#### What to work on:
Look through the records that follow. Copy every line containing the word "لطلاب".
:: Records supplied
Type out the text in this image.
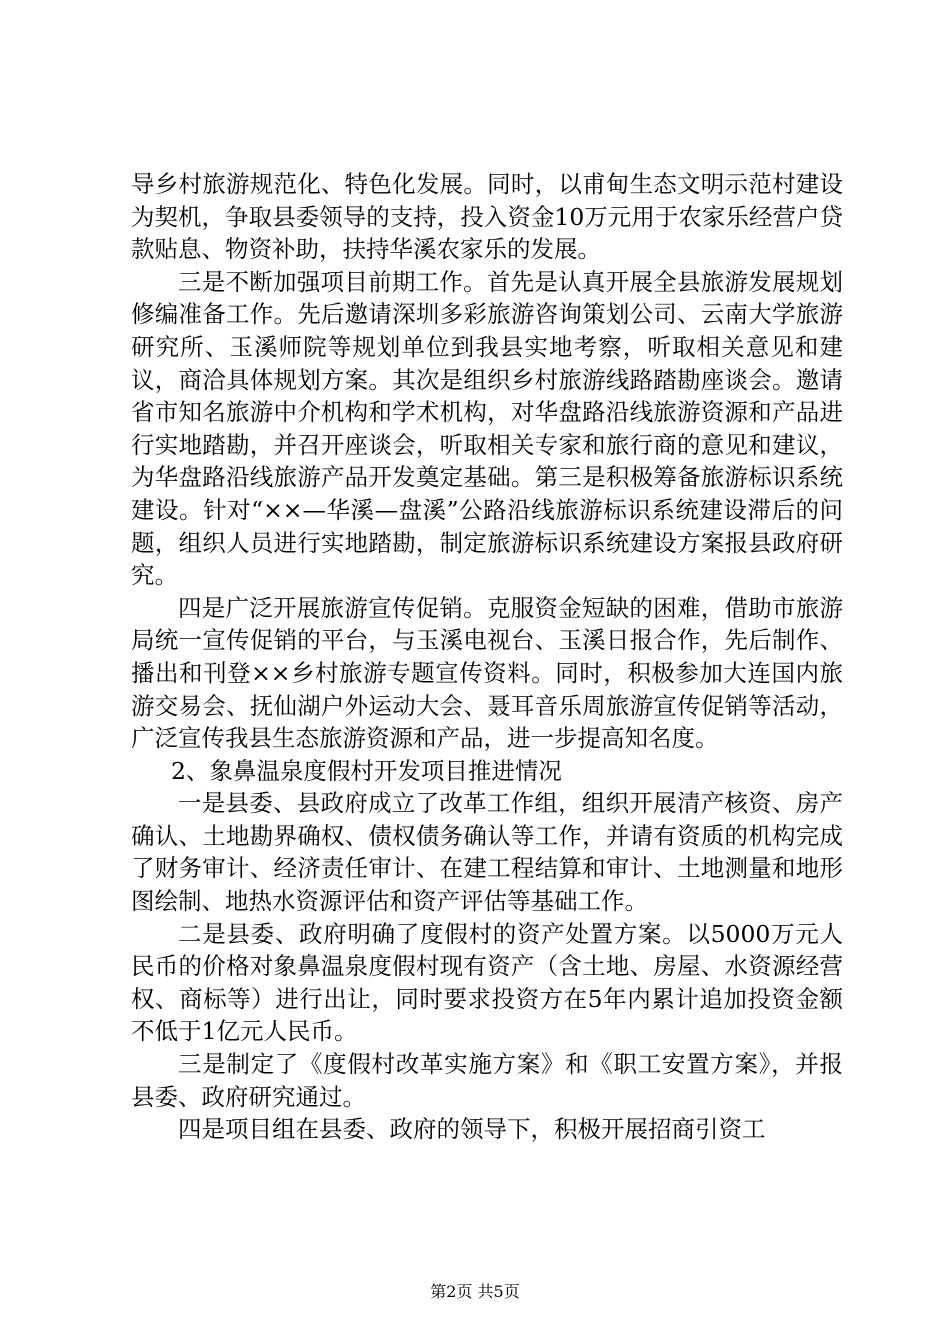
导乡村旅游规范化、特色化发展。同时，以甫甸生态文明示范村建设为契机，争取县委领导的支持，投入资金10万元用于农家乐经营户贷款贴息、物资补助，扶持华溪农家乐的发展。

三是不断加强项目前期工作。首先是认真开展全县旅游发展规划修编准备工作。先后邀请深圳多彩旅游咨询策划公司、云南大学旅游研究所、玉溪师院等规划单位到我县实地考察，听取相关意见和建议，商洽具体规划方案。其次是组织乡村旅游线路踏勘座谈会。邀请省市知名旅游中介机构和学术机构，对华盘路沿线旅游资源和产品进行实地踏勘，并召开座谈会，听取相关专家和旅行商的意见和建议，为华盘路沿线旅游产品开发奠定基础。第三是积极筹备旅游标识系统建设。针对“××—华溪—盘溪”公路沿线旅游标识系统建设滞后的问题，组织人员进行实地踏勘，制定旅游标识系统建设方案报县政府研究。

四是广泛开展旅游宣传促销。克服资金短缺的困难，借助市旅游局统一宣传促销的平台，与玉溪电视台、玉溪日报合作，先后制作、播出和刊登××乡村旅游专题宣传资料。同时，积极参加大连国内旅游交易会、抚仙湖户外运动大会、聂耳音乐周旅游宣传促销等活动，广泛宣传我县生态旅游资源和产品，进一步提高知名度。

2、象鼻温泉度假村开发项目推进情况

一是县委、县政府成立了改革工作组，组织开展清产核资、房产确认、土地勘界确权、债权债务确认等工作，并请有资质的机构完成了财务审计、经济责任审计、在建工程结算和审计、土地测量和地形图绘制、地热水资源评估和资产评估等基础工作。

二是县委、政府明确了度假村的资产处置方案。以5000万元人民币的价格对象鼻温泉度假村现有资产（含土地、房屋、水资源经营权、商标等）进行出让，同时要求投资方在5年内累计追加投资金额不低于1亿元人民币。

三是制定了《度假村改革实施方案》和《职工安置方案》，并报县委、政府研究通过。

四是项目组在县委、政府的领导下，积极开展招商引资工

第2页 共5页
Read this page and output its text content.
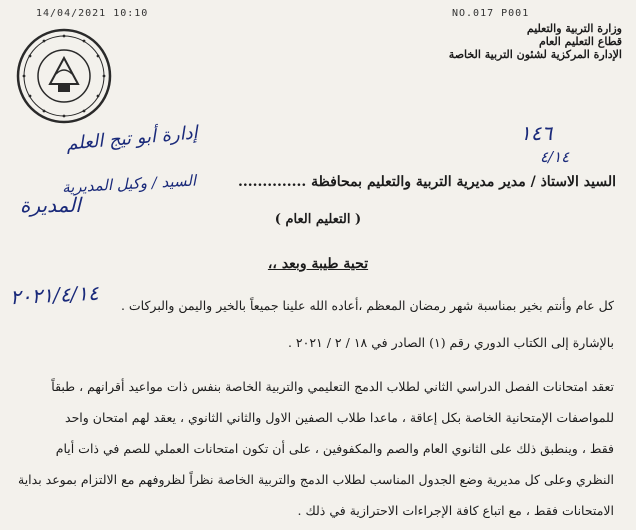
14/04/2021 10:10	NO.017 P001
وزارة التربية والتعليم
قطاع التعليم العام
الإدارة المركزية لشئون التربية الخاصة
١٤٦
٤/١٤
إدارة أبو تيج العلم
السيد / وكيل المديرية
المديرة
٢٠٢١/٤/١٤
السيد الاستاذ / مدير مديرية التربية والتعليم بمحافظة ..............
( التعليم العام )
تحية طيبة وبعد ،،
كل عام وأنتم بخير بمناسبة شهر رمضان المعظم ،أعاده الله علينا جميعاً بالخير واليمن والبركات .
بالإشارة إلى الكتاب الدوري رقم (١) الصادر في ١٨ / ٢ / ٢٠٢١ .
تعقد امتحانات الفصل الدراسي الثاني لطلاب الدمج التعليمي والتربية الخاصة بنفس ذات مواعيد أقرانهم ، طبقاً
للمواصفات الإمتحانية الخاصة بكل إعاقة ، ماعدا طلاب الصفين الاول والثاني الثانوي ، يعقد لهم امتحان واحد
فقط ، وينطبق ذلك على الثانوي العام والصم والمكفوفين ، على أن تكون امتحانات العملي للصم في ذات أيام
النظري وعلى كل مديرية وضع الجدول المناسب لطلاب الدمج والتربية الخاصة نظراً لظروفهم مع الالتزام بموعد بداية
الامتحانات فقط ، مع اتباع كافة الإجراءات الاحترازية في ذلك .
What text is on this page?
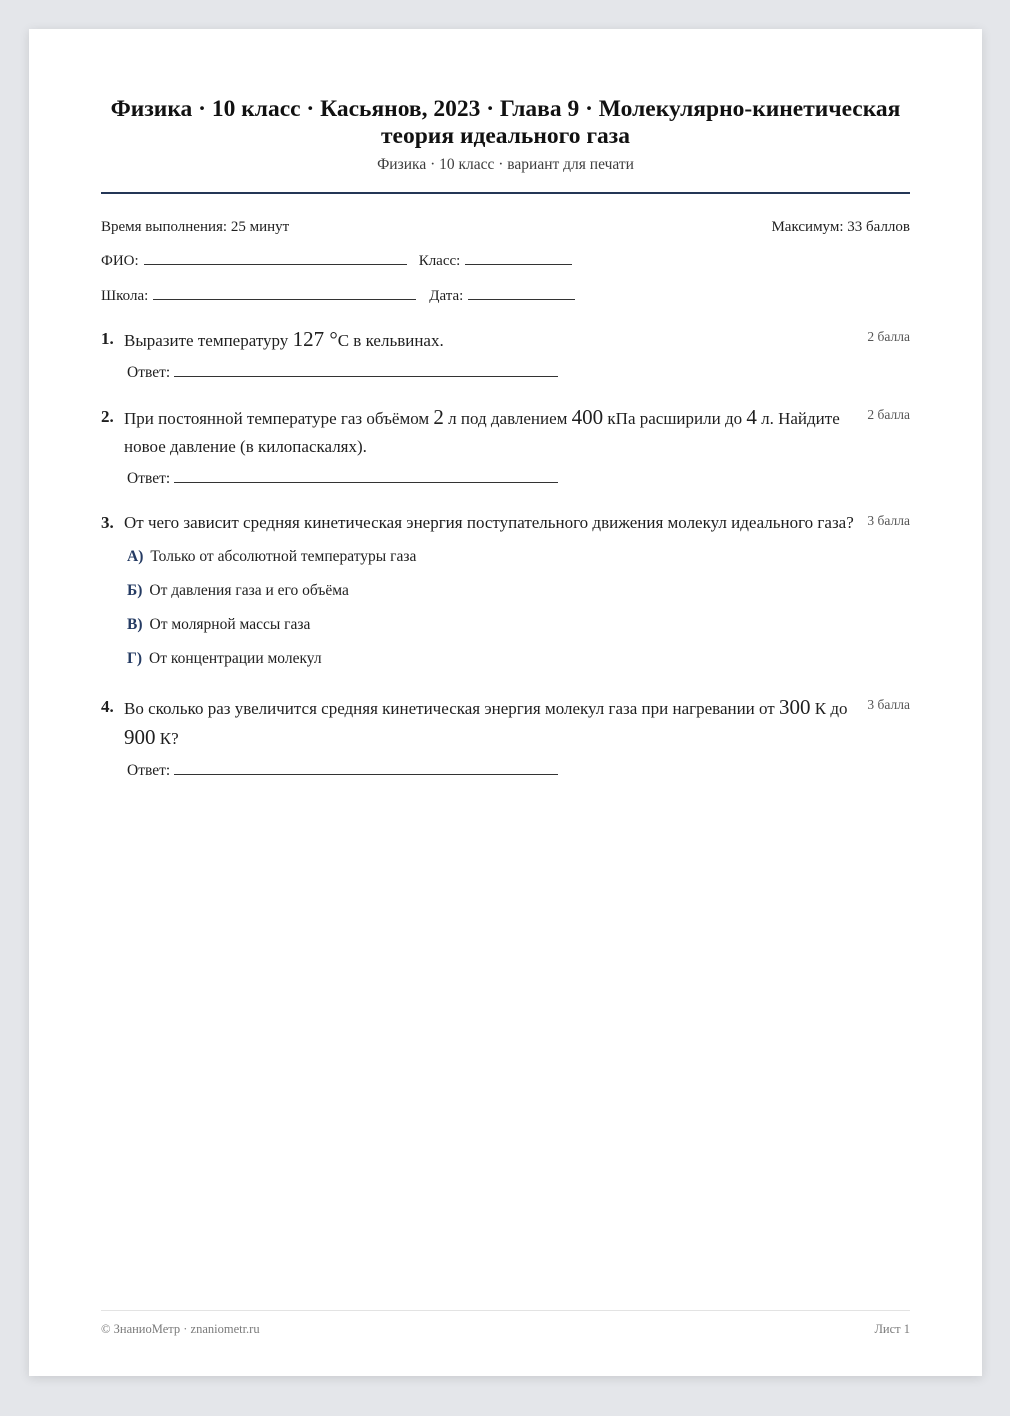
Физика · 10 класс · Касьянов, 2023 · Глава 9 · Молекулярно-кинетическая теория идеального газа
Физика · 10 класс · вариант для печати
Время выполнения: 25 минут	Максимум: 33 баллов
ФИО:	Класс:
Школа:	Дата:
1. Выразите температуру 127 °C в кельвинах.	2 балла
Ответ:
2. При постоянной температуре газ объёмом 2 л под давлением 400 кПа расширили до 4 л. Найдите новое давление (в килопаскалях).
2 балла
Ответ:
3. От чего зависит средняя кинетическая энергия поступательного движения молекул идеального газа?	3 балла
А) Только от абсолютной температуры газа
Б) От давления газа и его объёма
В) От молярной массы газа
Г) От концентрации молекул
4. Во сколько раз увеличится средняя кинетическая энергия молекул газа при нагревании от 300 К до 900 К?
3 балла
Ответ:
© ЗнаниоМетр · znaniometr.ru	Лист 1
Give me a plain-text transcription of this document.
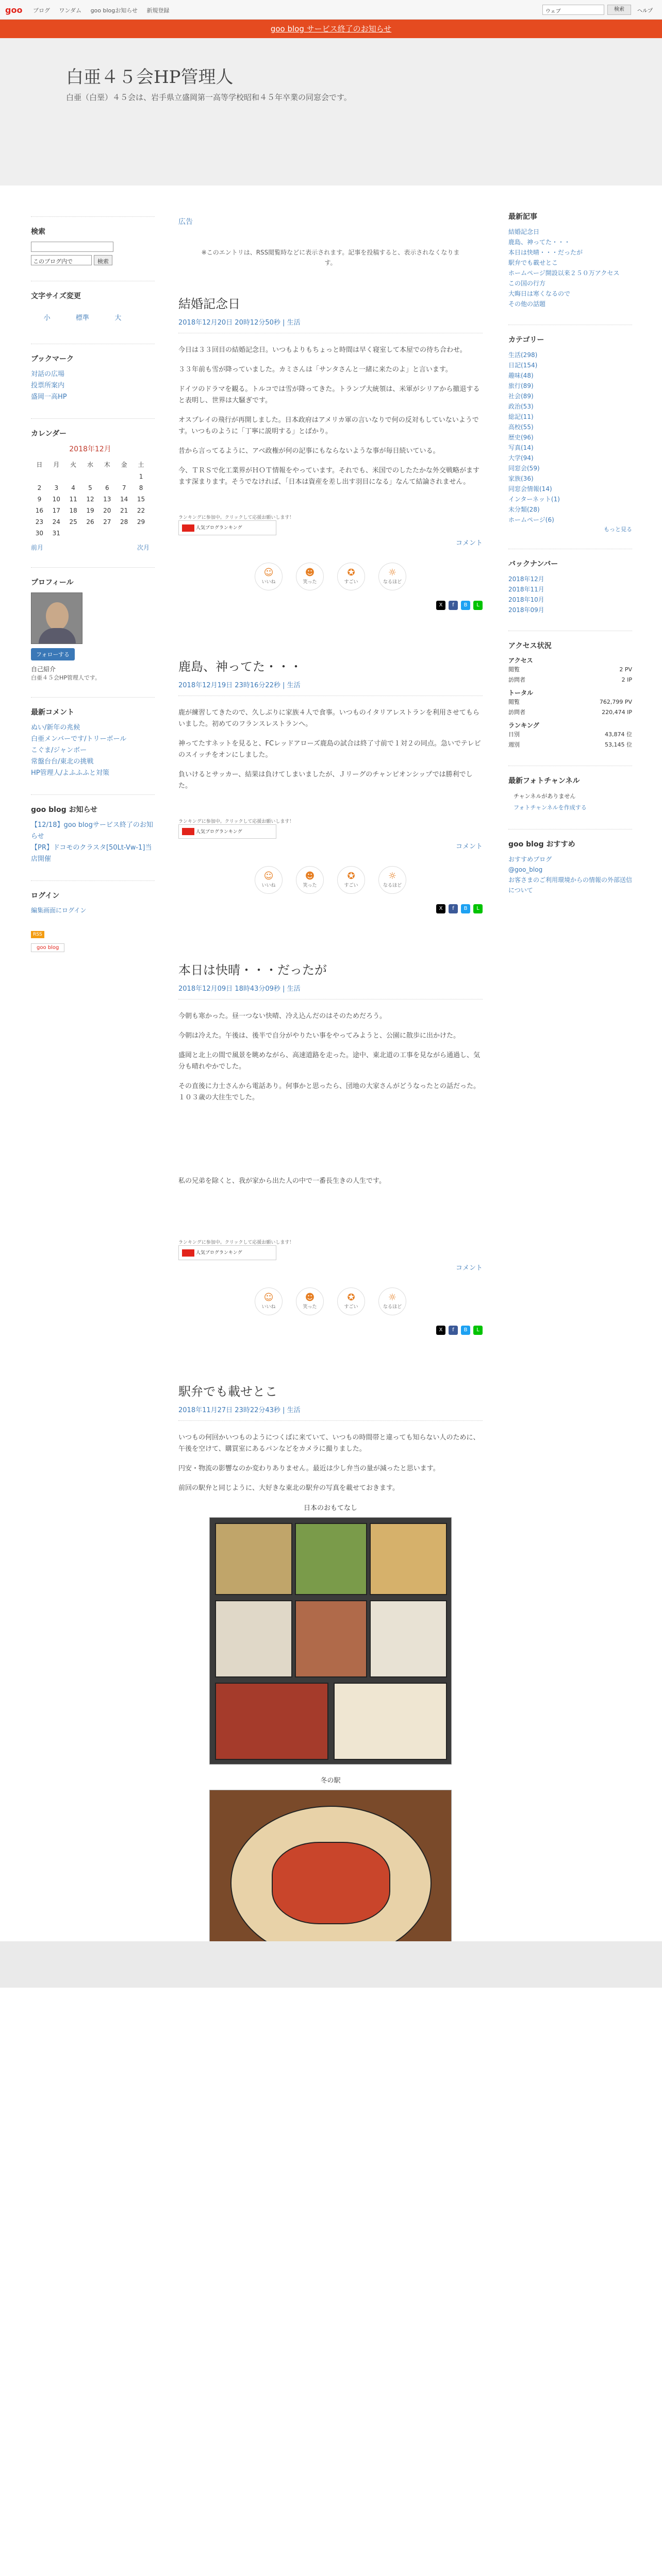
goo ブログ ワンダム goo blogお知らせ 新規登録	ウェブ	検索	ヘルプ
goo blog サービス終了のお知らせ
白亜４５会HP管理人
白亜（白堊）４５会は、岩手県立盛岡第一高等学校昭和４５年卒業の同窓会です。
検索
このブログ内で	検索
文字サイズ変更
小	標準	大
ブックマーク
対話の広場
投票所案内
盛岡一高HP
カレンダー
2018年12月
日	月	火	水	木	金	土
						1
2	3	4	5	6	7	8
9	10	11	12	13	14	15
16	17	18	19	20	21	22
23	24	25	26	27	28	29
30	31					
前月	次月
プロフィール
フォローする
自己紹介
白亜４５会HP管理人です。
最新コメント
ぬい/新年の兆候
白亜メンバーです/トリーボール
こぐま/ジャンボー
常盤台台/東北の挑戦
HP管理人/よふふふと対策
goo blog お知らせ
【12/18】goo blogサービス終了のお知らせ
【PR】ドコモのクラスタ[50Lt-Vw-1]当店開催
ログイン
編集画面にログイン
RSS
goo blog
広告
※このエントリは、RSS閲覧時などに表示されます。記事を投稿すると、表示されなくなります。
結婚記念日
2018年12月20日 20時12分50秒 | 生活

今日は３３回目の結婚記念日。いつもよりもちょっと時間は早く寝室して本屋での待ち合わせ。

３３年前も雪が降っていました。カミさんは「サンタさんと一緒に来たのよ」と言います。

ドイツのドラマを観る。トルコでは雪が降ってきた。トランプ大統領は、米軍がシリアから撤退すると表明し、世界は大騒ぎです。

オスプレイの飛行が再開しました。日本政府はアメリカ軍の言いなりで何の反対もしていないようです。いつものように「丁寧に説明する」とばかり。

昔から言ってるように、アベ政権が何の記事にもならないような事が毎日続いている。

今、ＴＲＳで化工業界がＨＯＴ情報をやっています。それでも、米国でのしたたかな外交戦略がますます深まります。そうでなければ、「日本は資産を差し出す羽目になる」なんて結論されません。

ランキングに参加中。クリックして応援お願いします！
人気ブログランキング
コメント
☺
いいね
☻
笑った
✪
すごい
☼
なるほど
X	f	B	L
鹿島、神ってた・・・
2018年12月19日 23時16分22秒 | 生活

鹿が練習してきたので、久しぶりに家族４人で食事。いつものイタリアレストランを利用させてもらいました。初めてのフランスレストランへ。

神ってたすネットを見ると、FCレッドアローズ鹿島の試合は終了寸前で１対２の同点。急いでテレビのスイッチをオンにしました。

負いけるとサッカー、結果は負けてしまいましたが、Ｊリーグのチャンピオンシップでは勝利でした。

ランキングに参加中。クリックして応援お願いします！
人気ブログランキング
コメント
☺
いいね
☻
笑った
✪
すごい
☼
なるほど
X	f	B	L
本日は快晴・・・だったが
2018年12月09日 18時43分09秒 | 生活

今朝も寒かった。昼一つない快晴、冷え込んだのはそのためだろう。

今朝は冷えた。午後は、後半で自分がやりたい事をやってみようと、公園に散歩に出かけた。

盛岡と北上の間で風景を眺めながら、高速道路を走った。途中、東北道の工事を見ながら通過し、気分も晴れやかでした。

その直後に力士さんから電話あり。何事かと思ったら、団地の大家さんがどうなったとの話だった。１０３歳の大往生でした。

私の兄弟を除くと、我が家から出た人の中で一番長生きの人生です。

ランキングに参加中。クリックして応援お願いします！
人気ブログランキング
コメント
☺
いいね
☻
笑った
✪
すごい
☼
なるほど
X	f	B	L
駅弁でも載せとこ
2018年11月27日 23時22分43秒 | 生活

いつもの何回かいつものようにつくばに来ていて、いつもの時間帯と違っても知らない人のために、午後を空けて、購買室にあるパンなどをカメラに撮りました。

円安・物流の影響なのか変わりありません。最近は少し弁当の量が減ったと思います。

前回の駅弁と同じように、大好きな東北の駅弁の写真を載せておきます。

日本のおもてなし
冬の駅
最新記事
結婚記念日
鹿島、神ってた・・・
本日は快晴・・・だったが
駅弁でも載せとこ
ホームページ開設以来２５０万アクセス
この国の行方
大晦日は寒くなるので
その他の話題
カテゴリー
生活(298)
日記(154)
趣味(48)
旅行(89)
社会(89)
政治(53)
総記(11)
高校(55)
歴史(96)
写真(14)
大学(94)
同窓会(59)
家族(36)
同窓会情報(14)
インターネット(1)
未分類(28)
ホームページ(6)
もっと見る
バックナンバー
2018年12月
2018年11月
2018年10月
2018年09月
アクセス状況
アクセス
閲覧	2 PV
訪問者	2 IP
トータル
閲覧	762,799 PV
訪問者	220,474 IP
ランキング
日別	43,874 位
週別	53,145 位
最新フォトチャンネル
チャンネルがありません
フォトチャンネルを作成する
goo blog おすすめ
おすすめブログ
@goo_blog
お客さまのご利用環境からの情報の外部送信について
::::
#### Exercise answer:
تعقد امتحانات الفصل الدراسي الثاني لطلاب الدمج التعليمي والتربية الخاصة بنفس ذات مواعيد أقرانهم ، طبقاً
النظري وعلى كل مديرية وضع الجدول المناسب لطلاب الدمج والتربية الخاصة نظراً لظروفهم مع الالتزام بموعد بداية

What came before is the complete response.